**Materials provided**

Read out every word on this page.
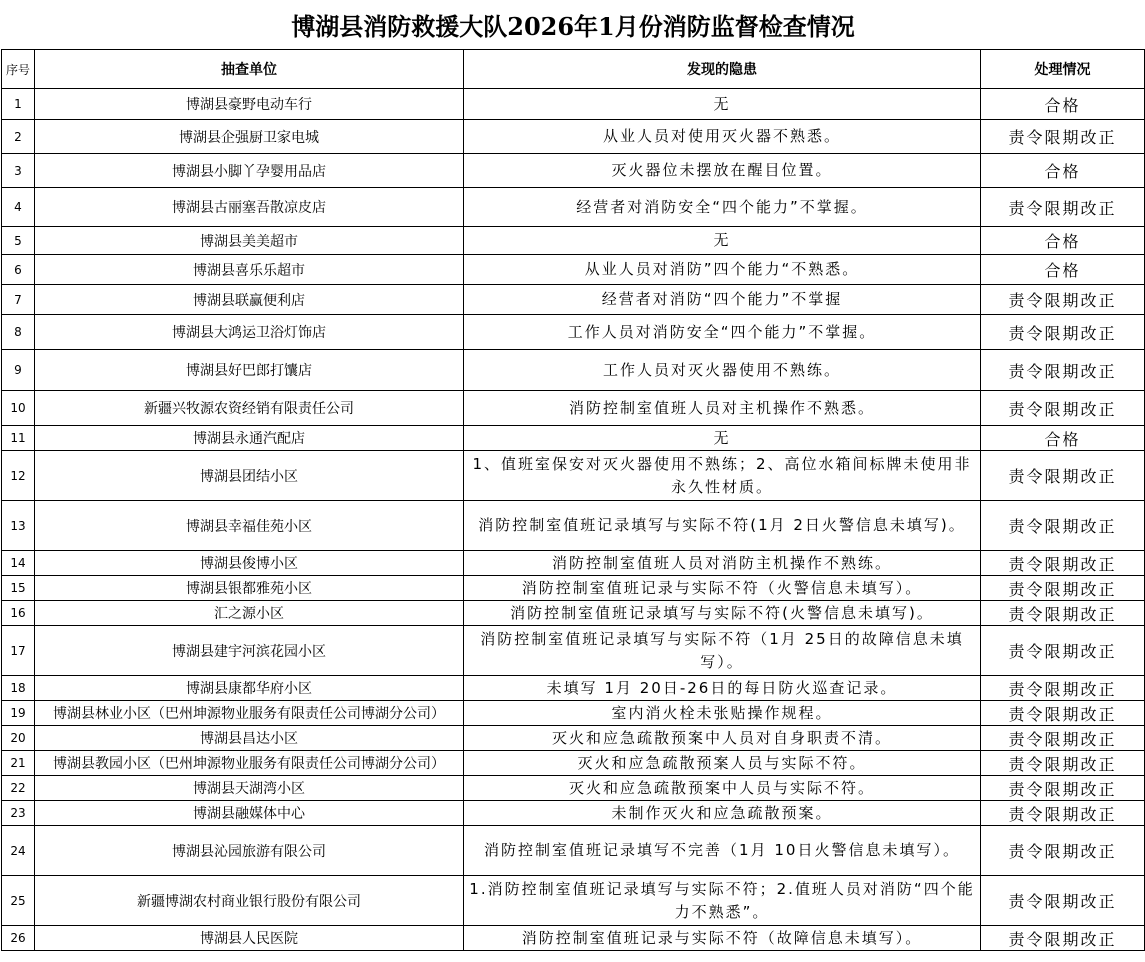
博湖县消防救援大队2026年1月份消防监督检查情况			
序号	抽查单位	发现的隐患	处理情况
1	博湖县豪野电动车行	无	合格
2	博湖县企强厨卫家电城	从业人员对使用灭火器不熟悉。	责令限期改正
3	博湖县小脚丫孕婴用品店	灭火器位未摆放在醒目位置。	合格
4	博湖县古丽塞吾散凉皮店	经营者对消防安全“四个能力”不掌握。	责令限期改正
5	博湖县美美超市	无	合格
6	博湖县喜乐乐超市	从业人员对消防”四个能力“不熟悉。	合格
7	博湖县联赢便利店	经营者对消防“四个能力”不掌握	责令限期改正
8	博湖县大鸿运卫浴灯饰店	工作人员对消防安全“四个能力”不掌握。	责令限期改正
9	博湖县好巴郎打馕店	工作人员对灭火器使用不熟练。	责令限期改正
10	新疆兴牧源农资经销有限责任公司	消防控制室值班人员对主机操作不熟悉。	责令限期改正
11	博湖县永通汽配店	无	合格
12	博湖县团结小区	1、值班室保安对灭火器使用不熟练；2、高位水箱间标牌未使用非永久性材质。	责令限期改正
13	博湖县幸福佳苑小区	消防控制室值班记录填写与实际不符(1月 2日火警信息未填写)。	责令限期改正
14	博湖县俊博小区	消防控制室值班人员对消防主机操作不熟练。	责令限期改正
15	博湖县银都雅苑小区	消防控制室值班记录与实际不符（火警信息未填写）。	责令限期改正
16	汇之源小区	消防控制室值班记录填写与实际不符(火警信息未填写)。	责令限期改正
17	博湖县建宇河滨花园小区	消防控制室值班记录填写与实际不符（1月 25日的故障信息未填写）。	责令限期改正
18	博湖县康都华府小区	未填写 1月 20日-26日的每日防火巡查记录。	责令限期改正
19	博湖县林业小区（巴州坤源物业服务有限责任公司博湖分公司）	室内消火栓未张贴操作规程。	责令限期改正
20	博湖县昌达小区	灭火和应急疏散预案中人员对自身职责不清。	责令限期改正
21	博湖县教园小区（巴州坤源物业服务有限责任公司博湖分公司）	灭火和应急疏散预案人员与实际不符。	责令限期改正
22	博湖县天湖湾小区	灭火和应急疏散预案中人员与实际不符。	责令限期改正
23	博湖县融媒体中心	未制作灭火和应急疏散预案。	责令限期改正
24	博湖县沁园旅游有限公司	消防控制室值班记录填写不完善（1月 10日火警信息未填写）。	责令限期改正
25	新疆博湖农村商业银行股份有限公司	1.消防控制室值班记录填写与实际不符；2.值班人员对消防“四个能力不熟悉”。	责令限期改正
26	博湖县人民医院	消防控制室值班记录与实际不符（故障信息未填写）。	责令限期改正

**What is expected**
Gather all lines with the string "巴州坤源物业服务有限责任公司博湖分公司" from the data.

**Task output**
19	博湖县林业小区（巴州坤源物业服务有限责任公司博湖分公司）	室内消火栓未张贴操作规程。	责令限期改正
21	博湖县教园小区（巴州坤源物业服务有限责任公司博湖分公司）	灭火和应急疏散预案人员与实际不符。	责令限期改正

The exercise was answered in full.